Collected data
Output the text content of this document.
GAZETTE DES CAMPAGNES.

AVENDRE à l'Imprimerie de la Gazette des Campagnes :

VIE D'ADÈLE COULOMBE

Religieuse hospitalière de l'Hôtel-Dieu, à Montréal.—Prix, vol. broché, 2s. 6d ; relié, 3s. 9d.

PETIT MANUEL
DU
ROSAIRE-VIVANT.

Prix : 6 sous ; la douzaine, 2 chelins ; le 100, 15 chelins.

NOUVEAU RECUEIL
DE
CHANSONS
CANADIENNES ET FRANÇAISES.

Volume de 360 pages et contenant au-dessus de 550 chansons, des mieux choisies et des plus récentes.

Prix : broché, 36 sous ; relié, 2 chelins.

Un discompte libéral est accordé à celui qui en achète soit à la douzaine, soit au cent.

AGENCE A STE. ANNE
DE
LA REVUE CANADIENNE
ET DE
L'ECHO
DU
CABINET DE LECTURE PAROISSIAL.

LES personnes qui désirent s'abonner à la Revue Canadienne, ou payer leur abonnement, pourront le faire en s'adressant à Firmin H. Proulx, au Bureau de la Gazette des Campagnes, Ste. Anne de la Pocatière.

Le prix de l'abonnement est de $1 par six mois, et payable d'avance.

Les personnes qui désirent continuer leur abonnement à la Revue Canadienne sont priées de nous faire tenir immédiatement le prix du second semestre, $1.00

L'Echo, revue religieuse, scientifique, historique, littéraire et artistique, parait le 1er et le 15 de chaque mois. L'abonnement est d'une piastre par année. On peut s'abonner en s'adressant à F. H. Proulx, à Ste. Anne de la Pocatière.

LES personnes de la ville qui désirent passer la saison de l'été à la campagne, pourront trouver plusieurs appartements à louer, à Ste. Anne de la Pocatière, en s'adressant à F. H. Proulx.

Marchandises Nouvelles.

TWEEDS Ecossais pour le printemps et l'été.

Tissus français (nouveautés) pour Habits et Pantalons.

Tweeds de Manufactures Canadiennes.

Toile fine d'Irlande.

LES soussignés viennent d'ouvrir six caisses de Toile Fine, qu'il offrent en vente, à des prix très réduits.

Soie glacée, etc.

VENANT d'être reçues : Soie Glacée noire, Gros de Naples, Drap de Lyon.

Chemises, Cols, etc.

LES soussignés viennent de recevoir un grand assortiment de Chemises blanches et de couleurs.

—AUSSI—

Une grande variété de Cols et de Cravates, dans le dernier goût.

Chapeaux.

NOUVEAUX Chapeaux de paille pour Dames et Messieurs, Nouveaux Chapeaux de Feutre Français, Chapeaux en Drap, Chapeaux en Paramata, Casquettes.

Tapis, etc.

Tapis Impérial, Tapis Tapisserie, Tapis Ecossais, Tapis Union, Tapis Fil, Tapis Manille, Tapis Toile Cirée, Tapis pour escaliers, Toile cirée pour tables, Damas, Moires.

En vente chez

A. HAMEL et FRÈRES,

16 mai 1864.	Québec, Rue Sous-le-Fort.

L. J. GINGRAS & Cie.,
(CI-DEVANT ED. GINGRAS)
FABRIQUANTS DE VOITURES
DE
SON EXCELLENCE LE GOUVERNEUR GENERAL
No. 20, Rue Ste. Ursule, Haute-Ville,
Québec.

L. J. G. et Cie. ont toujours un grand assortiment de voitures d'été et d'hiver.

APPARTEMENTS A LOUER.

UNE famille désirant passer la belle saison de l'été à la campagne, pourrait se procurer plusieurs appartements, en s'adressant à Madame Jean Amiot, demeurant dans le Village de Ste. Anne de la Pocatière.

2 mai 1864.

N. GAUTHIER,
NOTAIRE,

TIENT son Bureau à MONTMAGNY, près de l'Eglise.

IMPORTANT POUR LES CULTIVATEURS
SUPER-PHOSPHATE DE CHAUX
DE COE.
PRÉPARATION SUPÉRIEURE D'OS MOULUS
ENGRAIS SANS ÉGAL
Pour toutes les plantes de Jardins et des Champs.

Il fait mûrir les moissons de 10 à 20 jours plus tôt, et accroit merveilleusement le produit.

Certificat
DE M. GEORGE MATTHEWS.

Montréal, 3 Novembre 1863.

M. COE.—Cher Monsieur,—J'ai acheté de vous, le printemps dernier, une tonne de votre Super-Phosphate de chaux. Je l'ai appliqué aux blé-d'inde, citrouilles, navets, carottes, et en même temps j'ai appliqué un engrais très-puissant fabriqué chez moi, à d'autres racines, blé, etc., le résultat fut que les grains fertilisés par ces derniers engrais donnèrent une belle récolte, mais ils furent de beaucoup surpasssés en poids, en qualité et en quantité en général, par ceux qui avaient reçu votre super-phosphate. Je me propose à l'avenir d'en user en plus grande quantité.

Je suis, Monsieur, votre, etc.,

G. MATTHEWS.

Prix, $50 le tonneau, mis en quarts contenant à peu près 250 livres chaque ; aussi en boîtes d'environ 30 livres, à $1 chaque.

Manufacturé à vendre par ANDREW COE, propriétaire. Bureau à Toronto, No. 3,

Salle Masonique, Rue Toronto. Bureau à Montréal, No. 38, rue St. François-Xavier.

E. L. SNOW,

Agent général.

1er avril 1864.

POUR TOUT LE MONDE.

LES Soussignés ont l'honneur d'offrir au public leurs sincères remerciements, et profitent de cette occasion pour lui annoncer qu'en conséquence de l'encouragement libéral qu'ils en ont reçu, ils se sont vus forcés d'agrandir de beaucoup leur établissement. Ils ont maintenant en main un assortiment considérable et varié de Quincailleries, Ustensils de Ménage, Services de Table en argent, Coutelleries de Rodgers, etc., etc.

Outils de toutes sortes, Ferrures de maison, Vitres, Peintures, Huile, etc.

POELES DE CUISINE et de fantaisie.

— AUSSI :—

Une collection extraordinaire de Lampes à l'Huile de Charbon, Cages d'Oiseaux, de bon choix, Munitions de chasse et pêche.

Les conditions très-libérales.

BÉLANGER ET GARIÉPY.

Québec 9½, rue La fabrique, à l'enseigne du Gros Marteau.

__What is asked__
Give back all the records exactly as they stand.

__The reply__
Output the text content of this document.
GAZETTE DES CAMPAGNES.

AVENDRE à l'Imprimerie de la Gazette des Campagnes :

VIE D'ADÈLE COULOMBE

Religieuse hospitalière de l'Hôtel-Dieu, à Montréal.—Prix, vol. broché, 2s. 6d ; relié, 3s. 9d.

PETIT MANUEL
DU
ROSAIRE-VIVANT.

Prix : 6 sous ; la douzaine, 2 chelins ; le 100, 15 chelins.

NOUVEAU RECUEIL
DE
CHANSONS
CANADIENNES ET FRANÇAISES.

Volume de 360 pages et contenant au-dessus de 550 chansons, des mieux choisies et des plus récentes.

Prix : broché, 36 sous ; relié, 2 chelins.

Un discompte libéral est accordé à celui qui en achète soit à la douzaine, soit au cent.

AGENCE A STE. ANNE
DE
LA REVUE CANADIENNE
ET DE
L'ECHO
DU
CABINET DE LECTURE PAROISSIAL.

LES personnes qui désirent s'abonner à la Revue Canadienne, ou payer leur abonnement, pourront le faire en s'adressant à Firmin H. Proulx, au Bureau de la Gazette des Campagnes, Ste. Anne de la Pocatière.

Le prix de l'abonnement est de $1 par six mois, et payable d'avance.

Les personnes qui désirent continuer leur abonnement à la Revue Canadienne sont priées de nous faire tenir immédiatement le prix du second semestre, $1.00

L'Echo, revue religieuse, scientifique, historique, littéraire et artistique, parait le 1er et le 15 de chaque mois. L'abonnement est d'une piastre par année. On peut s'abonner en s'adressant à F. H. Proulx, à Ste. Anne de la Pocatière.

LES personnes de la ville qui désirent passer la saison de l'été à la campagne, pourront trouver plusieurs appartements à louer, à Ste. Anne de la Pocatière, en s'adressant à F. H. Proulx.

Marchandises Nouvelles.

TWEEDS Ecossais pour le printemps et l'été.

Tissus français (nouveautés) pour Habits et Pantalons.

Tweeds de Manufactures Canadiennes.

Toile fine d'Irlande.

LES soussignés viennent d'ouvrir six caisses de Toile Fine, qu'il offrent en vente, à des prix très réduits.

Soie glacée, etc.

VENANT d'être reçues : Soie Glacée noire, Gros de Naples, Drap de Lyon.

Chemises, Cols, etc.

LES soussignés viennent de recevoir un grand assortiment de Chemises blanches et de couleurs.

—AUSSI—

Une grande variété de Cols et de Cravates, dans le dernier goût.

Chapeaux.

NOUVEAUX Chapeaux de paille pour Dames et Messieurs, Nouveaux Chapeaux de Feutre Français, Chapeaux en Drap, Chapeaux en Paramata, Casquettes.

Tapis, etc.

Tapis Impérial, Tapis Tapisserie, Tapis Ecossais, Tapis Union, Tapis Fil, Tapis Manille, Tapis Toile Cirée, Tapis pour escaliers, Toile cirée pour tables, Damas, Moires.

En vente chez

A. HAMEL et FRÈRES,

16 mai 1864.	Québec, Rue Sous-le-Fort.

L. J. GINGRAS & Cie.,
(CI-DEVANT ED. GINGRAS)
FABRIQUANTS DE VOITURES
DE
SON EXCELLENCE LE GOUVERNEUR GENERAL
No. 20, Rue Ste. Ursule, Haute-Ville,
Québec.

L. J. G. et Cie. ont toujours un grand assortiment de voitures d'été et d'hiver.

APPARTEMENTS A LOUER.

UNE famille désirant passer la belle saison de l'été à la campagne, pourrait se procurer plusieurs appartements, en s'adressant à Madame Jean Amiot, demeurant dans le Village de Ste. Anne de la Pocatière.

2 mai 1864.

N. GAUTHIER,
NOTAIRE,

TIENT son Bureau à MONTMAGNY, près de l'Eglise.

IMPORTANT POUR LES CULTIVATEURS
SUPER-PHOSPHATE DE CHAUX
DE COE.
PRÉPARATION SUPÉRIEURE D'OS MOULUS
ENGRAIS SANS ÉGAL
Pour toutes les plantes de Jardins et des Champs.

Il fait mûrir les moissons de 10 à 20 jours plus tôt, et accroit merveilleusement le produit.

Certificat
DE M. GEORGE MATTHEWS.

Montréal, 3 Novembre 1863.

M. COE.—Cher Monsieur,—J'ai acheté de vous, le printemps dernier, une tonne de votre Super-Phosphate de chaux. Je l'ai appliqué aux blé-d'inde, citrouilles, navets, carottes, et en même temps j'ai appliqué un engrais très-puissant fabriqué chez moi, à d'autres racines, blé, etc., le résultat fut que les grains fertilisés par ces derniers engrais donnèrent une belle récolte, mais ils furent de beaucoup surpasssés en poids, en qualité et en quantité en général, par ceux qui avaient reçu votre super-phosphate. Je me propose à l'avenir d'en user en plus grande quantité.

Je suis, Monsieur, votre, etc.,

G. MATTHEWS.

Prix, $50 le tonneau, mis en quarts contenant à peu près 250 livres chaque ; aussi en boîtes d'environ 30 livres, à $1 chaque.

Manufacturé à vendre par ANDREW COE, propriétaire. Bureau à Toronto, No. 3,

Salle Masonique, Rue Toronto. Bureau à Montréal, No. 38, rue St. François-Xavier.

E. L. SNOW,

Agent général.

1er avril 1864.

POUR TOUT LE MONDE.

LES Soussignés ont l'honneur d'offrir au public leurs sincères remerciements, et profitent de cette occasion pour lui annoncer qu'en conséquence de l'encouragement libéral qu'ils en ont reçu, ils se sont vus forcés d'agrandir de beaucoup leur établissement. Ils ont maintenant en main un assortiment considérable et varié de Quincailleries, Ustensils de Ménage, Services de Table en argent, Coutelleries de Rodgers, etc., etc.

Outils de toutes sortes, Ferrures de maison, Vitres, Peintures, Huile, etc.

POELES DE CUISINE et de fantaisie.

— AUSSI :—

Une collection extraordinaire de Lampes à l'Huile de Charbon, Cages d'Oiseaux, de bon choix, Munitions de chasse et pêche.

Les conditions très-libérales.

BÉLANGER ET GARIÉPY.

Québec 9½, rue La fabrique, à l'enseigne du Gros Marteau.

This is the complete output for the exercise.